Given exercise: Render the listing below as a Markdown table with the columns "No." and "Entry", numbering each line and leaving out blank lines. Begin at the first line of the listing and stop after the line that contains "legend-item: 社長 bbox=[117, 701, 158, 720]".

--- Data listing ---

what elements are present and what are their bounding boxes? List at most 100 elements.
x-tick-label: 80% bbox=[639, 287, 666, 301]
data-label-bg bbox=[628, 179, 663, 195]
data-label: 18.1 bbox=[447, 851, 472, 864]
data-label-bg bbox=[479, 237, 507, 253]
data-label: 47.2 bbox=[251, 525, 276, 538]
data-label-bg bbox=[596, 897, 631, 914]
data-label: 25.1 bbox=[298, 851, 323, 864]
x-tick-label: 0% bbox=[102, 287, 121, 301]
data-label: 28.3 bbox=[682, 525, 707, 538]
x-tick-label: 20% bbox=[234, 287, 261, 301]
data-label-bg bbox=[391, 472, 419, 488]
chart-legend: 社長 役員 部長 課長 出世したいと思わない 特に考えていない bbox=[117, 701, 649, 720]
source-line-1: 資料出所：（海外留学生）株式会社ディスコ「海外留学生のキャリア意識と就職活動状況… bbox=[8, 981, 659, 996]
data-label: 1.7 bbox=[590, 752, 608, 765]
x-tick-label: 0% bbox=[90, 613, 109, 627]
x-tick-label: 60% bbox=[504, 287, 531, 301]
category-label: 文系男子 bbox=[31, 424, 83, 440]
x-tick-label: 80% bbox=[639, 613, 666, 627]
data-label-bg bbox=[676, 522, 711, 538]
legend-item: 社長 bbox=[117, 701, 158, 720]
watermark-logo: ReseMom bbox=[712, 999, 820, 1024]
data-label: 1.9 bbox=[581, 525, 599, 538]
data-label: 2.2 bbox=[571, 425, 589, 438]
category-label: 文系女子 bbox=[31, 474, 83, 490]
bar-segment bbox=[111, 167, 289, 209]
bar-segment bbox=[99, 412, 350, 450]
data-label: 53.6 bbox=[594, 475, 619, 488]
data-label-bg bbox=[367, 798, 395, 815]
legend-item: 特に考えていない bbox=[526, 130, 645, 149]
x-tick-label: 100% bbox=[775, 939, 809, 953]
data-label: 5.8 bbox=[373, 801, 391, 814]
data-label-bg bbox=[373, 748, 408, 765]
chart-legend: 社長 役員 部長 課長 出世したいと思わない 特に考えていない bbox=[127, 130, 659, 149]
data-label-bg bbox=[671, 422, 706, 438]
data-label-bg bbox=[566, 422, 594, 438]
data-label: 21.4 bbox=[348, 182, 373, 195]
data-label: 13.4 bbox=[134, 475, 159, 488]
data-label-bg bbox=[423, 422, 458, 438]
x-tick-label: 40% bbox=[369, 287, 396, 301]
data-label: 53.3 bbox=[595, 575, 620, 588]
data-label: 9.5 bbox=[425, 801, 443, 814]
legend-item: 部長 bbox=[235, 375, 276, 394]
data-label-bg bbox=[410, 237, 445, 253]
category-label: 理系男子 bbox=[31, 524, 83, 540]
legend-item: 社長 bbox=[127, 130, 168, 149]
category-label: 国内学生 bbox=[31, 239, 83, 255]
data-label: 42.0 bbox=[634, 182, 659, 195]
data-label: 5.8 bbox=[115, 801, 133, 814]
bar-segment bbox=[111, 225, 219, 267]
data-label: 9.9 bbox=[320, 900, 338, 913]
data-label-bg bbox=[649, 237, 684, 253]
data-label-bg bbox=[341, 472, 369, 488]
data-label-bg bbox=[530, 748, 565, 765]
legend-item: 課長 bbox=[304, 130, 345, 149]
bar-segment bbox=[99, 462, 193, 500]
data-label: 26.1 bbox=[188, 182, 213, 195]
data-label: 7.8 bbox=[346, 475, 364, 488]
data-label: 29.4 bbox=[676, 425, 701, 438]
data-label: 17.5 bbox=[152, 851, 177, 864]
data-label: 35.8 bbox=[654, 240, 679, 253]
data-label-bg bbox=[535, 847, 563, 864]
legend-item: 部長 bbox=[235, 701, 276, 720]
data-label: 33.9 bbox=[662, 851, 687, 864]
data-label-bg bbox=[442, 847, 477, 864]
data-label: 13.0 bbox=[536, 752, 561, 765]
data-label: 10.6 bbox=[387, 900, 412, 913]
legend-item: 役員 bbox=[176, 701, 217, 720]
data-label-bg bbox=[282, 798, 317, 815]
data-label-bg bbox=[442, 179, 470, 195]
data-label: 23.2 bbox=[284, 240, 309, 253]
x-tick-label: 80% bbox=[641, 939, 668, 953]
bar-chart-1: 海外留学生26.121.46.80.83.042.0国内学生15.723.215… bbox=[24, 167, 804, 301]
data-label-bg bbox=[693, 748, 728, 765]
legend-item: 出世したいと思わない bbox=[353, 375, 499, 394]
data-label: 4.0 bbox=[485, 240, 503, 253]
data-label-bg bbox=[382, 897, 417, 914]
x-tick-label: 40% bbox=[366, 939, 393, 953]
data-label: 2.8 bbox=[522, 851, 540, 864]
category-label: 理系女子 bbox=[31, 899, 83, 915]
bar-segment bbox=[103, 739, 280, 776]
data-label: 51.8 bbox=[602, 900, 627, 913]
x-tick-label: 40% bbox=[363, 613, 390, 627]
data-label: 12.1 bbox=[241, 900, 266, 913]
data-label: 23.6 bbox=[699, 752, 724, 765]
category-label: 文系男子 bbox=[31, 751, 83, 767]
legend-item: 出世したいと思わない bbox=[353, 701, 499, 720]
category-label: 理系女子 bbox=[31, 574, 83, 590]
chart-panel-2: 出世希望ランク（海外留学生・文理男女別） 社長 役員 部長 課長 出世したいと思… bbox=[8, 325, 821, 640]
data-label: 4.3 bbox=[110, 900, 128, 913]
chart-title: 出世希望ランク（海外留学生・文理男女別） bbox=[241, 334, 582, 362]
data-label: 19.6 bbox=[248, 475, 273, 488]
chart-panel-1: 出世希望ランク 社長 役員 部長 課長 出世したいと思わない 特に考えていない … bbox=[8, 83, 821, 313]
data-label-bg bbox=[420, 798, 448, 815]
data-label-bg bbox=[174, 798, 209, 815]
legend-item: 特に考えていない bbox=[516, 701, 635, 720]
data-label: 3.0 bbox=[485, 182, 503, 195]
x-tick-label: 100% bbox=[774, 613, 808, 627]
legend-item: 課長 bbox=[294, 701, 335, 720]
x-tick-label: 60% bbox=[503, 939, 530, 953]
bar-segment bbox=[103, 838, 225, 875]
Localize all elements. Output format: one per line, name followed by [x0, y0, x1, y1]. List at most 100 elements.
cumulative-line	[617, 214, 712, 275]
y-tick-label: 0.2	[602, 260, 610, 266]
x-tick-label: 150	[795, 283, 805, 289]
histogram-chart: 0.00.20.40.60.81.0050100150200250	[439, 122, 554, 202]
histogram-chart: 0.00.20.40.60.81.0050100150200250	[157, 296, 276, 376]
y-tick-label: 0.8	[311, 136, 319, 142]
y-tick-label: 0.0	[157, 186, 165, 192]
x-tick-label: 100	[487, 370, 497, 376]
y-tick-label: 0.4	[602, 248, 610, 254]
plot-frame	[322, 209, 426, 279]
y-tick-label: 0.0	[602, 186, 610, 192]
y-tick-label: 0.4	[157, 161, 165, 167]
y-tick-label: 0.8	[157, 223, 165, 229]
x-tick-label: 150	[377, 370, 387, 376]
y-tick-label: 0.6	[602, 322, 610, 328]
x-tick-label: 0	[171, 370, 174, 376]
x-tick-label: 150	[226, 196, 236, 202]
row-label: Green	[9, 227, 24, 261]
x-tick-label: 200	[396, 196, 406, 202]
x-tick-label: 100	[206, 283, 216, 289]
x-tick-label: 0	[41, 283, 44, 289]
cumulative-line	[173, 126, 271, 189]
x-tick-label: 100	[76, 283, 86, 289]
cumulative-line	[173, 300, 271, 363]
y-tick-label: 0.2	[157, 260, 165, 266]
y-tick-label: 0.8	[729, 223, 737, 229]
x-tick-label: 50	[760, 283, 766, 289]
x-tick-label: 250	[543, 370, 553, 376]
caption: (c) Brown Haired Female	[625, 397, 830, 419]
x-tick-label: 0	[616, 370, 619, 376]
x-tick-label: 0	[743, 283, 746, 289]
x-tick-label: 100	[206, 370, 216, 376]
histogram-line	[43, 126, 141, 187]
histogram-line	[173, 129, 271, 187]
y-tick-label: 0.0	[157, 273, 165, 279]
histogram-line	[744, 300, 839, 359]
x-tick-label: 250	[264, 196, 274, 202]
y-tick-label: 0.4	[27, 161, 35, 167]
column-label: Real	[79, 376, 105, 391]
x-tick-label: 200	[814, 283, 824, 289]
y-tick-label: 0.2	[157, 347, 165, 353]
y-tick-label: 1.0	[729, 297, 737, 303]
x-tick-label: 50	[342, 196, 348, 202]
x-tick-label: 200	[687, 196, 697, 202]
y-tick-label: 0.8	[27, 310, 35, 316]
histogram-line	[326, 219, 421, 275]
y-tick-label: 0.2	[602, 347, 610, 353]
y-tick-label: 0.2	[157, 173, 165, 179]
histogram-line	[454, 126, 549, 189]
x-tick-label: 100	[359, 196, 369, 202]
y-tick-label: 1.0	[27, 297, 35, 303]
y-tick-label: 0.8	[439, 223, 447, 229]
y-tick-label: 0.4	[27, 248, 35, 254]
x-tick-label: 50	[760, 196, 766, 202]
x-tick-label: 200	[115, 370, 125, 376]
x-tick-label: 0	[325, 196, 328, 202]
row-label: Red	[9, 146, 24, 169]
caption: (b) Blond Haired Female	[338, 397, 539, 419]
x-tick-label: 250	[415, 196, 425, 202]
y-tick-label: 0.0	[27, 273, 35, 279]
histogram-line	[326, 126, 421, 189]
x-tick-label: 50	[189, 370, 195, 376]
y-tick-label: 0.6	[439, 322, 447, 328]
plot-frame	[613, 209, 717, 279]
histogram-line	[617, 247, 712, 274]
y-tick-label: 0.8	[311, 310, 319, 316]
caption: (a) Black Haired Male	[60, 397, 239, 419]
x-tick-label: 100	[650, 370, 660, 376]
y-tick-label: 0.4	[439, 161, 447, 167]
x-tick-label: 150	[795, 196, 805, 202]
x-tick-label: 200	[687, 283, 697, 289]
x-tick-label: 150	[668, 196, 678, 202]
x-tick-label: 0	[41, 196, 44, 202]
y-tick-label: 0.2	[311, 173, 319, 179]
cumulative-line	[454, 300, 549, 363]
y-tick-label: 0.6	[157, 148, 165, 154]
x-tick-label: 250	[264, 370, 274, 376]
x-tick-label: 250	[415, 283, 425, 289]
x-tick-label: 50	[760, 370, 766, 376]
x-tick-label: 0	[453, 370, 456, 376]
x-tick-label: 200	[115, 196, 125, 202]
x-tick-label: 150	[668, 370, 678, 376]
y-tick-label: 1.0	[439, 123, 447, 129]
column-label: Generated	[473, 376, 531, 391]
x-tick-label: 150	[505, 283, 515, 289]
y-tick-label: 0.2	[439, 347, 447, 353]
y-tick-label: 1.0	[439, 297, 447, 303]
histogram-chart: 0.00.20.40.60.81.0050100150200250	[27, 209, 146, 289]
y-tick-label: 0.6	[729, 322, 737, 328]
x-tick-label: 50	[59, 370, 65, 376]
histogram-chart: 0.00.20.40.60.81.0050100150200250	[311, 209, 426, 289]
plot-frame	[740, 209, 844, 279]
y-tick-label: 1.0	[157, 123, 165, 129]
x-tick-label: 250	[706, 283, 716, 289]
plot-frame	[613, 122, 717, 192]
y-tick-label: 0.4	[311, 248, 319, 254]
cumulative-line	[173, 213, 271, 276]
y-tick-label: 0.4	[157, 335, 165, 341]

---

Expected answer:
| No. | Entry |
|---|---|
| 1 | what elements are present and what are their bounding boxes? List at most 100 elements. |
| 2 | x-tick-label: 80% bbox=[639, 287, 666, 301] |
| 3 | data-label-bg bbox=[628, 179, 663, 195] |
| 4 | data-label: 18.1 bbox=[447, 851, 472, 864] |
| 5 | data-label-bg bbox=[479, 237, 507, 253] |
| 6 | data-label: 47.2 bbox=[251, 525, 276, 538] |
| 7 | data-label-bg bbox=[596, 897, 631, 914] |
| 8 | data-label: 25.1 bbox=[298, 851, 323, 864] |
| 9 | x-tick-label: 0% bbox=[102, 287, 121, 301] |
| 10 | data-label: 28.3 bbox=[682, 525, 707, 538] |
| 11 | x-tick-label: 20% bbox=[234, 287, 261, 301] |
| 12 | data-label-bg bbox=[391, 472, 419, 488] |
| 13 | chart-legend: 社長 役員 部長 課長 出世したいと思わない 特に考えていない bbox=[117, 701, 649, 720] |
| 14 | source-line-1: 資料出所：（海外留学生）株式会社ディスコ「海外留学生のキャリア意識と就職活動状況… bbox=[8, 981, 659, 996] |
| 15 | data-label: 1.7 bbox=[590, 752, 608, 765] |
| 16 | x-tick-label: 0% bbox=[90, 613, 109, 627] |
| 17 | x-tick-label: 60% bbox=[504, 287, 531, 301] |
| 18 | category-label: 文系男子 bbox=[31, 424, 83, 440] |
| 19 | x-tick-label: 80% bbox=[639, 613, 666, 627] |
| 20 | data-label-bg bbox=[676, 522, 711, 538] |
| 21 | legend-item: 社長 bbox=[117, 701, 158, 720] |